Posted by cloudking 17 hours ago
Ask HN: Has anyone replaced Claude/GPT with a local model for daily coding?
It's faster than I can read, but it feels slow as hell. I think 40-50 tks is probably much more comfortable and I hope I can reach that when trying this on llamacpp soon enough.
[0] - https://pastes.io/9gaARxE8
[1] - https://jsfiddle.net/pou4nbh9/1/
Model: https://huggingface.co/google/gemma-4-26B-A4B-it-qat-q4_0-gg...
I think it's so good that I now scour the local marketplaces for good buys on 24GB cards that don't seem run through by miners and the likes, to build an even bigger rig for parallel execution.
Power usage is also totally not an issue, AI workload is very different from gaming.
tldr llama.cpp-vulkan with opencode on total 48GB VRAM AMD cards on arch btw.
Sure, you can get the local models to generate plausibly-looking code for simple cases. But compared to how I solve complex design problems in a large codebase with Claude Code and Opus/Fable, this isn't worth my time.
I'm still optimizing it (with claude, to be clear), but my testing is very encouraging. I worry a lot about companies (and the government) controlling access to machine intelligence, so local is the way to go.
The only reason it’s economical is because it’s massively discounted if you’re not paying API rates.

_Required tasks_:
[1] Transcribe everything in the thread from "tldr llama.cpp-vulkan with" down to "the way to go.".
[2] Answer these questions from the thread:
(a) What speed, in tokens per second, does the poster think would feel much more comfortable?
(b) According to the tldr line, what is the total VRAM of the AMD cards used?
(c) Which tool and models does the commenter use to solve complex design problems in a large codebase?

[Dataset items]

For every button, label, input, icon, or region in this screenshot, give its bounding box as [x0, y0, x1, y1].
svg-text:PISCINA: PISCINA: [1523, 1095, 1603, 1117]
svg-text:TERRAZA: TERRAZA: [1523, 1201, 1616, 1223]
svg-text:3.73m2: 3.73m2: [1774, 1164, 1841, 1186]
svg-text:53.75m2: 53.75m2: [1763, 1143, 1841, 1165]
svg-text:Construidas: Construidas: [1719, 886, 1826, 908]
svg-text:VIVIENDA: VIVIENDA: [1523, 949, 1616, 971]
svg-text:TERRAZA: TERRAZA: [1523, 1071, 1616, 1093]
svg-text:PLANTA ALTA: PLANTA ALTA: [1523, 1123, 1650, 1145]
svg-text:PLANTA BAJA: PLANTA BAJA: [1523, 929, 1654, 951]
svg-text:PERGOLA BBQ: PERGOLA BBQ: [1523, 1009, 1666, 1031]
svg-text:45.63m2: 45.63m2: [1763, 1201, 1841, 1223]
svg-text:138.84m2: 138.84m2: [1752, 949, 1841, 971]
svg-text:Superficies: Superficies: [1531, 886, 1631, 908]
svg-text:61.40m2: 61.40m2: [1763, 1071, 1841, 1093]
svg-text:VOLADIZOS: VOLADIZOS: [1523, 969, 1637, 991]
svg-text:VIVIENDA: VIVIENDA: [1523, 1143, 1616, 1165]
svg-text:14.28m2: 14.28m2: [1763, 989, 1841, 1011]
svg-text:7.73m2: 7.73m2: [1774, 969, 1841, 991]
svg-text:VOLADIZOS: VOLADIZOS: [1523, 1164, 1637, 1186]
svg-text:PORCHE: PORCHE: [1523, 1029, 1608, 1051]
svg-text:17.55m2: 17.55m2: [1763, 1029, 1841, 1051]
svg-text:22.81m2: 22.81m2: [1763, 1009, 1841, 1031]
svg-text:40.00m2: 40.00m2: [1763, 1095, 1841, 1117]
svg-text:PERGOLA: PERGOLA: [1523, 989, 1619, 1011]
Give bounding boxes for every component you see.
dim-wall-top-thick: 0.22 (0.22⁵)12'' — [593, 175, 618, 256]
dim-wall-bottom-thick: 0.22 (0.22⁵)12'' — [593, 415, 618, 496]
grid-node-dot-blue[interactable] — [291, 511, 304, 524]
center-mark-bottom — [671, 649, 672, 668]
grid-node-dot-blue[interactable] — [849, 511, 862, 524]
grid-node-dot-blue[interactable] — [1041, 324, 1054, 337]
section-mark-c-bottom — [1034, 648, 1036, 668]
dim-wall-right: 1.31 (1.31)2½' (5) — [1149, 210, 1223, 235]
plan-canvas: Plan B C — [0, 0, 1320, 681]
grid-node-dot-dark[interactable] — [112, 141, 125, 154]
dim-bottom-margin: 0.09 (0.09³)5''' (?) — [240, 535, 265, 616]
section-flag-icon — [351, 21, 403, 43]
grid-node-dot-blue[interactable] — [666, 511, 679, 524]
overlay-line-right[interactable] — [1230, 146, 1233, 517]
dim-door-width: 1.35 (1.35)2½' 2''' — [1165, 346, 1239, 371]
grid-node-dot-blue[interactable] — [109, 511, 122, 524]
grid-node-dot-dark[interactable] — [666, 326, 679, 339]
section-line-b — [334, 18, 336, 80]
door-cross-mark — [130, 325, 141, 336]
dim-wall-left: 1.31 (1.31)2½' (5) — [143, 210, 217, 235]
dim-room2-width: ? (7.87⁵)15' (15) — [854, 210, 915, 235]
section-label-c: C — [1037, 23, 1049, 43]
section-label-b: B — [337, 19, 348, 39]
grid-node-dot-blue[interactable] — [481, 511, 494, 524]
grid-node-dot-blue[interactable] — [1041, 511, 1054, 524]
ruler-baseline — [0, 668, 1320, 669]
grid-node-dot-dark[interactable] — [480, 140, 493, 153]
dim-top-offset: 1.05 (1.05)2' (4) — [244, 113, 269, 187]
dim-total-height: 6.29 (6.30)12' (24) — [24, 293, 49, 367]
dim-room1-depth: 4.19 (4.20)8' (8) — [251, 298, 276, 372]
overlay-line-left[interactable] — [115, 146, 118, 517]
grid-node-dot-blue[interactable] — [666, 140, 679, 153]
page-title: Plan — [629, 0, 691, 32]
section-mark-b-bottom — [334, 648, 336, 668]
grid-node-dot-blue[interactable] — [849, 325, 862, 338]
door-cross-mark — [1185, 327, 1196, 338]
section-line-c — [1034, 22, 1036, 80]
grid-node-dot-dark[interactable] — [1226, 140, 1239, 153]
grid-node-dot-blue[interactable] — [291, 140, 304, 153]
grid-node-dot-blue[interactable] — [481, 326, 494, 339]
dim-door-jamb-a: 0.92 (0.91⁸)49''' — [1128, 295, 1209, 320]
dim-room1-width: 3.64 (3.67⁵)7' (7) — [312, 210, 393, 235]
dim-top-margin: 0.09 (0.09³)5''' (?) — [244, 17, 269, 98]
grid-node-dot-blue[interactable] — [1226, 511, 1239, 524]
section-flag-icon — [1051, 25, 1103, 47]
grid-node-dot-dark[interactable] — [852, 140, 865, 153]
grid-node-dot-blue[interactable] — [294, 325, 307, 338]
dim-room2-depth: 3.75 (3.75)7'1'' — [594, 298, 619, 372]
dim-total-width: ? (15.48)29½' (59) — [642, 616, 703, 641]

_Your responses_:
[1]
tldr llama.cpp-vulkan with opencode on total 48GB VRAM AMD cards on arch btw.
Sure, you can get the local models to generate plausibly-looking code for simple cases. But compared to how I solve complex design problems in a large codebase with Claude Code and Opus/Fable, this isn't worth my time.
I'm still optimizing it (with claude, to be clear), but my testing is very encouraging. I worry a lot about companies (and the government) controlling access to machine intelligence, so local is the way to go.

[2]
(a) 40-50 tks
(b) 48GB
(c) Claude Code with Opus/Fable